> Objective:
Extract every line that includes the string "counts".

Entries from a dataset
— start —

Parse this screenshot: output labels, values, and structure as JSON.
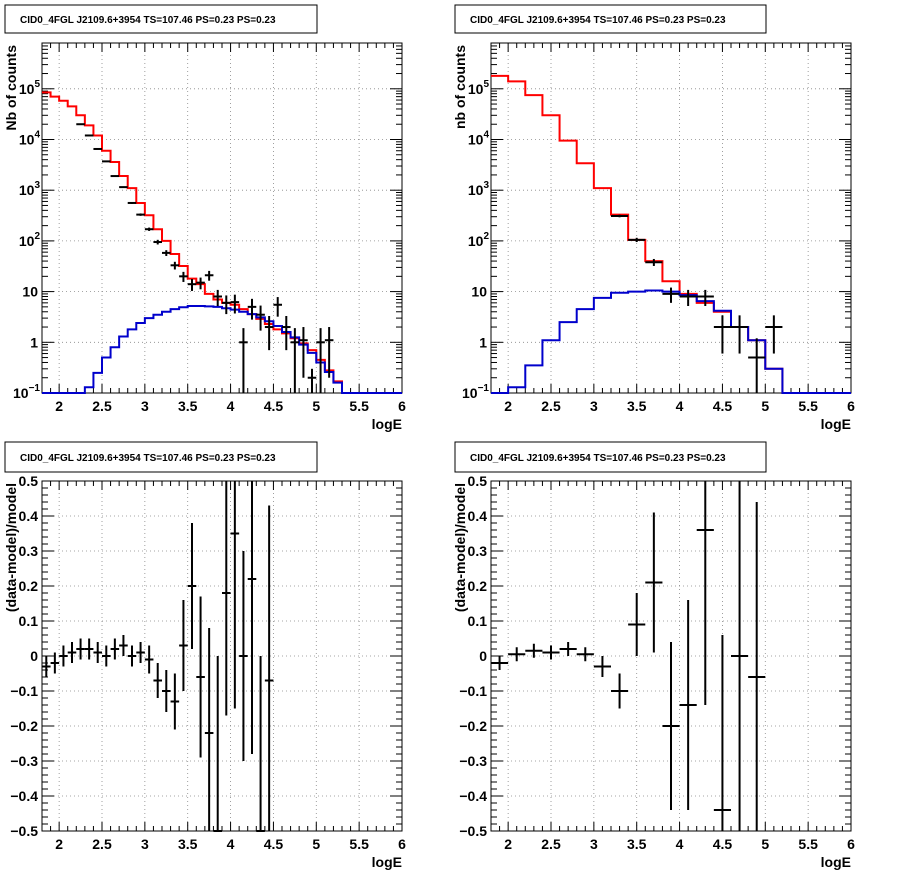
{
  "chart_data": [
    {
      "type": "line",
      "title": "CID0_4FGL J2109.6+3954 TS=107.46 PS=0.23 PS=0.23",
      "xlabel": "logE",
      "ylabel": "Nb of counts",
      "xlim": [
        1.8,
        6.0
      ],
      "ylim": [
        0.1,
        800000
      ],
      "yscale": "log",
      "grid": true,
      "x_ticks": [
        "2",
        "2.5",
        "3",
        "3.5",
        "4",
        "4.5",
        "5",
        "5.5",
        "6"
      ],
      "y_ticks": [
        {
          "value": 0.1,
          "label": "10",
          "exp": "−1"
        },
        {
          "value": 1,
          "label": "1",
          "exp": ""
        },
        {
          "value": 10,
          "label": "10",
          "exp": ""
        },
        {
          "value": 100,
          "label": "10",
          "exp": "2"
        },
        {
          "value": 1000,
          "label": "10",
          "exp": "3"
        },
        {
          "value": 10000,
          "label": "10",
          "exp": "4"
        },
        {
          "value": 100000,
          "label": "10",
          "exp": "5"
        }
      ],
      "bin_width": 0.1,
      "series": [
        {
          "color": "#ff0000",
          "kind": "step",
          "x": [
            1.8,
            1.9,
            2.0,
            2.1,
            2.2,
            2.3,
            2.4,
            2.5,
            2.6,
            2.7,
            2.8,
            2.9,
            3.0,
            3.1,
            3.2,
            3.3,
            3.4,
            3.5,
            3.6,
            3.7,
            3.8,
            3.9,
            4.0,
            4.1,
            4.2,
            4.3,
            4.4,
            4.5,
            4.6,
            4.7,
            4.8,
            4.9,
            5.0,
            5.1,
            5.2,
            5.3,
            5.4,
            5.5,
            5.6,
            5.7,
            5.8,
            5.9
          ],
          "values": [
            85000,
            70000,
            58000,
            45000,
            30000,
            19000,
            12000,
            6000,
            3600,
            1900,
            1100,
            560,
            320,
            170,
            100,
            55,
            32,
            18,
            14,
            9,
            7,
            6,
            5.5,
            4.5,
            3.6,
            2.9,
            2.3,
            1.8,
            1.5,
            1.2,
            0.95,
            0.7,
            0.45,
            0.28,
            0.17,
            0.1,
            0.1,
            0.1,
            0.1,
            0.1,
            0.1,
            0.1
          ]
        },
        {
          "color": "#0000cc",
          "kind": "step",
          "x": [
            1.8,
            1.9,
            2.0,
            2.1,
            2.2,
            2.3,
            2.4,
            2.5,
            2.6,
            2.7,
            2.8,
            2.9,
            3.0,
            3.1,
            3.2,
            3.3,
            3.4,
            3.5,
            3.6,
            3.7,
            3.8,
            3.9,
            4.0,
            4.1,
            4.2,
            4.3,
            4.4,
            4.5,
            4.6,
            4.7,
            4.8,
            4.9,
            5.0,
            5.1,
            5.2,
            5.3,
            5.4,
            5.5,
            5.6,
            5.7,
            5.8,
            5.9
          ],
          "values": [
            0.1,
            0.1,
            0.1,
            0.1,
            0.1,
            0.13,
            0.25,
            0.5,
            0.8,
            1.3,
            1.8,
            2.4,
            3.0,
            3.5,
            4.0,
            4.5,
            4.9,
            5.2,
            5.2,
            5.1,
            5.0,
            4.7,
            4.4,
            4.0,
            3.6,
            3.1,
            2.6,
            2.1,
            1.6,
            1.25,
            0.9,
            0.62,
            0.4,
            0.26,
            0.16,
            0.1,
            0.1,
            0.1,
            0.1,
            0.1,
            0.1,
            0.1
          ]
        },
        {
          "color": "#000000",
          "kind": "points",
          "x": [
            2.25,
            2.35,
            2.45,
            2.55,
            2.65,
            2.75,
            2.85,
            2.95,
            3.05,
            3.15,
            3.25,
            3.35,
            3.45,
            3.55,
            3.65,
            3.75,
            3.85,
            3.95,
            4.05,
            4.15,
            4.25,
            4.35,
            4.45,
            4.55,
            4.65,
            4.75,
            4.85,
            4.95,
            5.05,
            5.15
          ],
          "values": [
            20000,
            12000,
            6500,
            3700,
            1900,
            1150,
            560,
            330,
            170,
            95,
            58,
            33,
            20,
            14,
            15,
            21,
            8,
            6,
            6.2,
            1,
            5,
            3.5,
            2,
            5.5,
            2,
            1,
            1.1,
            0.2,
            1,
            1.1
          ],
          "y_err": [
            140,
            110,
            80,
            60,
            44,
            34,
            24,
            18,
            13,
            10,
            7.6,
            5.7,
            4.5,
            3.7,
            3.9,
            4.6,
            2.8,
            2.4,
            2.5,
            0.9,
            2.2,
            1.8,
            1.3,
            2.3,
            1.3,
            0.9,
            0.9,
            0.1,
            0.9,
            0.9
          ]
        }
      ]
    },
    {
      "type": "line",
      "title": "CID0_4FGL J2109.6+3954 TS=107.46 PS=0.23 PS=0.23",
      "xlabel": "logE",
      "ylabel": "nb of counts",
      "xlim": [
        1.8,
        6.0
      ],
      "ylim": [
        0.1,
        800000
      ],
      "yscale": "log",
      "grid": true,
      "x_ticks": [
        "2",
        "2.5",
        "3",
        "3.5",
        "4",
        "4.5",
        "5",
        "5.5",
        "6"
      ],
      "y_ticks": [
        {
          "value": 0.1,
          "label": "10",
          "exp": "−1"
        },
        {
          "value": 1,
          "label": "1",
          "exp": ""
        },
        {
          "value": 10,
          "label": "10",
          "exp": ""
        },
        {
          "value": 100,
          "label": "10",
          "exp": "2"
        },
        {
          "value": 1000,
          "label": "10",
          "exp": "3"
        },
        {
          "value": 10000,
          "label": "10",
          "exp": "4"
        },
        {
          "value": 100000,
          "label": "10",
          "exp": "5"
        }
      ],
      "bin_width": 0.2,
      "series": [
        {
          "color": "#ff0000",
          "kind": "step",
          "x": [
            1.8,
            2.0,
            2.2,
            2.4,
            2.6,
            2.8,
            3.0,
            3.2,
            3.4,
            3.6,
            3.8,
            4.0,
            4.2,
            4.4,
            4.6,
            4.8,
            5.0,
            5.2,
            5.4,
            5.6,
            5.8
          ],
          "values": [
            180000,
            140000,
            75000,
            30000,
            9500,
            3400,
            1100,
            330,
            105,
            40,
            16,
            9,
            6,
            4,
            2,
            1.1,
            0.3,
            0.1,
            0.1,
            0.1,
            0.1
          ]
        },
        {
          "color": "#0000cc",
          "kind": "step",
          "x": [
            1.8,
            2.0,
            2.2,
            2.4,
            2.6,
            2.8,
            3.0,
            3.2,
            3.4,
            3.6,
            3.8,
            4.0,
            4.2,
            4.4,
            4.6,
            4.8,
            5.0,
            5.2,
            5.4,
            5.6,
            5.8
          ],
          "values": [
            0.1,
            0.13,
            0.35,
            1.1,
            2.5,
            4.5,
            7.5,
            9.5,
            10,
            10.5,
            10,
            8.5,
            6.5,
            4.2,
            2,
            1.1,
            0.3,
            0.1,
            0.1,
            0.1,
            0.1
          ]
        },
        {
          "color": "#000000",
          "kind": "points",
          "x": [
            3.3,
            3.5,
            3.7,
            3.9,
            4.1,
            4.3,
            4.5,
            4.7,
            4.9,
            5.1
          ],
          "values": [
            310,
            105,
            38,
            9,
            8,
            8,
            2,
            2,
            0.5,
            2
          ],
          "y_err": [
            18,
            10,
            6,
            3,
            2.8,
            2.8,
            1.4,
            1.4,
            0.7,
            1.4
          ]
        }
      ]
    },
    {
      "type": "scatter",
      "title": "CID0_4FGL J2109.6+3954 TS=107.46 PS=0.23 PS=0.23",
      "xlabel": "logE",
      "ylabel": "(data-model)/model",
      "xlim": [
        1.8,
        6.0
      ],
      "ylim": [
        -0.5,
        0.5
      ],
      "grid": true,
      "x_ticks": [
        "2",
        "2.5",
        "3",
        "3.5",
        "4",
        "4.5",
        "5",
        "5.5",
        "6"
      ],
      "y_ticks": [
        "−0.5",
        "−0.4",
        "−0.3",
        "−0.2",
        "−0.1",
        "0",
        "0.1",
        "0.2",
        "0.3",
        "0.4",
        "0.5"
      ],
      "bin_width": 0.1,
      "series": [
        {
          "color": "#000000",
          "kind": "points",
          "x": [
            1.85,
            1.95,
            2.05,
            2.15,
            2.25,
            2.35,
            2.45,
            2.55,
            2.65,
            2.75,
            2.85,
            2.95,
            3.05,
            3.15,
            3.25,
            3.35,
            3.45,
            3.55,
            3.65,
            3.75,
            3.85,
            3.95,
            4.05,
            4.15,
            4.25,
            4.35,
            4.45
          ],
          "values": [
            -0.03,
            -0.02,
            0.0,
            0.01,
            0.02,
            0.02,
            0.01,
            0.0,
            0.02,
            0.03,
            0.0,
            0.01,
            -0.01,
            -0.07,
            -0.1,
            -0.13,
            0.03,
            0.2,
            -0.06,
            -0.22,
            -0.5,
            0.18,
            0.35,
            0.0,
            0.22,
            -0.5,
            -0.07
          ],
          "y_err": [
            0.03,
            0.03,
            0.03,
            0.03,
            0.03,
            0.03,
            0.03,
            0.03,
            0.03,
            0.03,
            0.03,
            0.03,
            0.04,
            0.05,
            0.06,
            0.08,
            0.13,
            0.18,
            0.23,
            0.3,
            0.5,
            0.35,
            0.5,
            0.3,
            0.5,
            0.5,
            0.5
          ]
        }
      ]
    },
    {
      "type": "scatter",
      "title": "CID0_4FGL J2109.6+3954 TS=107.46 PS=0.23 PS=0.23",
      "xlabel": "logE",
      "ylabel": "(data-model)/model",
      "xlim": [
        1.8,
        6.0
      ],
      "ylim": [
        -0.5,
        0.5
      ],
      "grid": true,
      "x_ticks": [
        "2",
        "2.5",
        "3",
        "3.5",
        "4",
        "4.5",
        "5",
        "5.5",
        "6"
      ],
      "y_ticks": [
        "−0.5",
        "−0.4",
        "−0.3",
        "−0.2",
        "−0.1",
        "0",
        "0.1",
        "0.2",
        "0.3",
        "0.4",
        "0.5"
      ],
      "bin_width": 0.2,
      "series": [
        {
          "color": "#000000",
          "kind": "points",
          "x": [
            1.9,
            2.1,
            2.3,
            2.5,
            2.7,
            2.9,
            3.1,
            3.3,
            3.5,
            3.7,
            3.9,
            4.1,
            4.3,
            4.5,
            4.7,
            4.9
          ],
          "values": [
            -0.02,
            0.005,
            0.015,
            0.01,
            0.02,
            0.005,
            -0.03,
            -0.1,
            0.09,
            0.21,
            -0.2,
            -0.14,
            0.36,
            -0.44,
            0.0,
            -0.06
          ],
          "y_err": [
            0.02,
            0.02,
            0.02,
            0.02,
            0.02,
            0.02,
            0.03,
            0.05,
            0.09,
            0.2,
            0.24,
            0.3,
            0.5,
            0.5,
            0.5,
            0.5
          ]
        }
      ]
    }
  ]
}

— end —

> Solved problem:
      "ylabel": "Nb of counts",
      "ylabel": "nb of counts",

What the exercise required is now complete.